### Source passage
----
Figure 3 - Top left image depicts a characterestic view of a traditional Wayang and the other images are examples of children's drawings in characterestic view of modern and non-traditional characters

Some characters are drawn with only one stick while others use a number of sticks. For children under age 7 years, it is easier to make Wayang with one stick. Within this technique of characteristic view, there are multiple ways of showing the view.  Most characteristic views are drawn with a lateral view that shows the leg and face. Other views are drawn from their front view that shows the chest and the hand. In my methodology, children’s participation starts by hearing a story. The messages in the story are important sources for imagination as children build upon their imaginative ideas about each character. Children then draw a character. By making these Wayang characters, they are able to visually express their imagination and stories about the characters that they create.  Figure 4 shows an example of a child verbally explaining the characters she has drawn.
----
### Problems and tasks
1: Reproduce part of the Wayang passage word for word. Begin at the words "Some characters are" and stop after "she has drawn.".
2: Carry the passage on children's Wayang drawings forward from its last sentence.

Recorded data:
----
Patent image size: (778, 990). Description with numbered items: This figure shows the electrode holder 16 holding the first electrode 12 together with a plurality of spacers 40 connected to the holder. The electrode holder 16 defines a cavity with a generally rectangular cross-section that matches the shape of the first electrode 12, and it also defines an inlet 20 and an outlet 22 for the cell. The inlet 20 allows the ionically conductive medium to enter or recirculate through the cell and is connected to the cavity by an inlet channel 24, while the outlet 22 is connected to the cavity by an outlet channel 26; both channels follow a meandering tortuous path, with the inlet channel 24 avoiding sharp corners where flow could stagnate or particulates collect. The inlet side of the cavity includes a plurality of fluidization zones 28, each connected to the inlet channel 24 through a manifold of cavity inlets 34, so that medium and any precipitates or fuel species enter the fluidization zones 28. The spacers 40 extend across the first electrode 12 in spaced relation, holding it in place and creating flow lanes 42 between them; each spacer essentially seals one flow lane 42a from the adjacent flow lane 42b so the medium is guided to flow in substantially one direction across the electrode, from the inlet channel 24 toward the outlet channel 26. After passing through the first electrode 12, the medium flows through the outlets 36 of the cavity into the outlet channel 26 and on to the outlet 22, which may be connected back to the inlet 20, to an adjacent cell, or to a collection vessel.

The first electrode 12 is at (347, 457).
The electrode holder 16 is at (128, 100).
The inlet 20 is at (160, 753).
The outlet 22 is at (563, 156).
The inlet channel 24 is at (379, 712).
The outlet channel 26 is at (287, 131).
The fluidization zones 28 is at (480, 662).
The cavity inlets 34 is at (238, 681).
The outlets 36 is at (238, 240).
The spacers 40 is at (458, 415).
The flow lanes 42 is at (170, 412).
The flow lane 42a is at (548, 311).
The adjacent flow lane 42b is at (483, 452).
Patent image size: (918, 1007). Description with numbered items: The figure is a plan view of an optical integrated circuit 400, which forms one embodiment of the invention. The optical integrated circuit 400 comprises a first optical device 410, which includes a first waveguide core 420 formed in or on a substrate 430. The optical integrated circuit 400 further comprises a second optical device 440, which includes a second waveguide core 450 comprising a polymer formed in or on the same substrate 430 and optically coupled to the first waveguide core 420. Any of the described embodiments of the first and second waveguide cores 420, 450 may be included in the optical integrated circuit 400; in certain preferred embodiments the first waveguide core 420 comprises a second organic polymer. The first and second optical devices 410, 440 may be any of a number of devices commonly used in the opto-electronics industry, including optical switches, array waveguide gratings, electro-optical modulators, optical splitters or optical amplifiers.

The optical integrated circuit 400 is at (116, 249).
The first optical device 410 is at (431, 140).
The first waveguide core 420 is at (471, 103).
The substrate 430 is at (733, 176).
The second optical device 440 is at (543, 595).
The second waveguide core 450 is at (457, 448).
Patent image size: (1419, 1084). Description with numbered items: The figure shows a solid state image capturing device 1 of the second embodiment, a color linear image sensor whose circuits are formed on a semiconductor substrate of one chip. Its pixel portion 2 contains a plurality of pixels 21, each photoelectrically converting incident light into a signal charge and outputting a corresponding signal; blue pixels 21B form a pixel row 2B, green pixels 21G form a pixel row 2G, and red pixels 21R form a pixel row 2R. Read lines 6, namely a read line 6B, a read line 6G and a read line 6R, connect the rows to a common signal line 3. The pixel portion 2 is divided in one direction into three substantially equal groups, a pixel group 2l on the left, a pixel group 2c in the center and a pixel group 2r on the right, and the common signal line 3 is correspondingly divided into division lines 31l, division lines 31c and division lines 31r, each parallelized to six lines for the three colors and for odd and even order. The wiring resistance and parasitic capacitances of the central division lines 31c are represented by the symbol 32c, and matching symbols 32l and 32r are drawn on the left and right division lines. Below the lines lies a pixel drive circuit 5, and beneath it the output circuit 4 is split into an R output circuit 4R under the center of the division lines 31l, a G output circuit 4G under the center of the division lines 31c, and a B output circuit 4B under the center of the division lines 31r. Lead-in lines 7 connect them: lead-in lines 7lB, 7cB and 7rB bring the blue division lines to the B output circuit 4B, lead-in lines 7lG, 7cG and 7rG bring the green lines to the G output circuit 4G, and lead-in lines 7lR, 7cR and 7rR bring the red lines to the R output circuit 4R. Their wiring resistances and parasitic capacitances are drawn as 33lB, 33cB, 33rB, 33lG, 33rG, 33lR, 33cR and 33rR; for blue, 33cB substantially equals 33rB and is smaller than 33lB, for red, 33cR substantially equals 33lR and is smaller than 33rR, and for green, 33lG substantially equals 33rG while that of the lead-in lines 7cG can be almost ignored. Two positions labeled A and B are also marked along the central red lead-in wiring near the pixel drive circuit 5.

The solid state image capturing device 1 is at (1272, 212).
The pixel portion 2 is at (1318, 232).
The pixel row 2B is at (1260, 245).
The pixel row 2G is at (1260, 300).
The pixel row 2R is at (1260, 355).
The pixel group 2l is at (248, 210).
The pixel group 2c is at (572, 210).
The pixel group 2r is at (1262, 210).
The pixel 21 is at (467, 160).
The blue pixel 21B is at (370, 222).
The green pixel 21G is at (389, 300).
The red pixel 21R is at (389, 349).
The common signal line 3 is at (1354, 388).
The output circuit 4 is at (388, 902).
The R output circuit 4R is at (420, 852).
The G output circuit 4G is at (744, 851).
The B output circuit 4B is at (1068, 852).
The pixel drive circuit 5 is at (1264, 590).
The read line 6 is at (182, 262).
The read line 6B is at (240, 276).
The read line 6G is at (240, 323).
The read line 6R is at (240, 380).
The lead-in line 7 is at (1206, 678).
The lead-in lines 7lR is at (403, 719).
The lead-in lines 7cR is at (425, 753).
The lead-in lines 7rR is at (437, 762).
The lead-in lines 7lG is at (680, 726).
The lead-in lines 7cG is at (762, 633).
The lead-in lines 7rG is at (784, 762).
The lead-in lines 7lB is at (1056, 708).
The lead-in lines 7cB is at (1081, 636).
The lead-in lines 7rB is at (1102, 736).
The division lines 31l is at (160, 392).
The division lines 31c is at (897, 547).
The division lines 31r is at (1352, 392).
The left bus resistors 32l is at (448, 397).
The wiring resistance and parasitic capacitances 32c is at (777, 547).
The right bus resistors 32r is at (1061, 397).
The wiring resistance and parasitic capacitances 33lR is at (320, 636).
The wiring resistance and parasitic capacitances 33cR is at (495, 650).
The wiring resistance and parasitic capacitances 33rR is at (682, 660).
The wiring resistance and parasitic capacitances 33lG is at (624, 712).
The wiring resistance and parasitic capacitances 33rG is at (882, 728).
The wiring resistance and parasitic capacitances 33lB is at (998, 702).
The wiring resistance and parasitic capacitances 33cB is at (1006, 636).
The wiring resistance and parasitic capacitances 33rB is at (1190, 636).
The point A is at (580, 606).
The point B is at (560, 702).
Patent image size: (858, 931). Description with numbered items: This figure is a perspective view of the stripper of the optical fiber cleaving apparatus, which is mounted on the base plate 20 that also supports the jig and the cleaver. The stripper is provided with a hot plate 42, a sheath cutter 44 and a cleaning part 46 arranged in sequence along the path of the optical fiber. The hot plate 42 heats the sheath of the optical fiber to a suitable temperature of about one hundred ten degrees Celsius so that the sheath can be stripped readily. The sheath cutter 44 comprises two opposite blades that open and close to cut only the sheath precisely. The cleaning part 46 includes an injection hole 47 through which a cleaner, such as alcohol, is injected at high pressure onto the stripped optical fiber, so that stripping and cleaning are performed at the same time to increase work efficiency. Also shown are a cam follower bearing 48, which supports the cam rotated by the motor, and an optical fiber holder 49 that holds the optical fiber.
----
### Answers given
1:
Some characters are drawn with only one stick while others use a number of sticks. For children under age 7 years, it is easier to make Wayang with one stick. Within this technique of characteristic view, there are multiple ways of showing the view.  Most characteristic views are drawn with a lateral view that shows the leg and face. Other views are drawn from their front view that shows the chest and the hand. In my methodology, children’s participation starts by hearing a story. The messages in the story are important sources for imagination as children build upon their imaginative ideas about each character. Children then draw a character. By making these Wayang characters, they are able to visually express their imagination and stories about the characters that they create.  Figure 4 shows an example of a child verbally explaining the characters she has drawn.

2:
Figure 4 - A child explaining the characters she has drawn

Children then make these drawings into a puppet and play with the Wayang characters by telling a story. Through these processes and the activity of role-playing, children are able to visually and verbally express their stories and the characters, which helps in enhancing their visual and verbal language skills. Traditionally, an orchestra, known as Gamelan, accompanies a Wayang performance, but in modern times, there are several variations and children may or may not use music or use a background that they create and so on. Children also play Wayang by using screen (see figure 5), which shows a traditional use of screen and an example of playing Wayang with an overhead projector. Wayang can also be played without the screen as seen in the bottom image of Figure 5.

Figure 5 - Children playing with Wayang

Children can play Wayang using a variety of techniques, such as  against a big drawing framed as a background or play with Wayang on stage like a theatre. In one program, children were encouraged to make the puppets with recycled objects and play with any kind of activity accompanied by background music (see figure 6). In this methodology, the learning happens through a creative process, whereby children draw on their own, narrate and role-play on their own, which enhances their imagination, visual and verbal skills whilst learning about traditions as well as other things.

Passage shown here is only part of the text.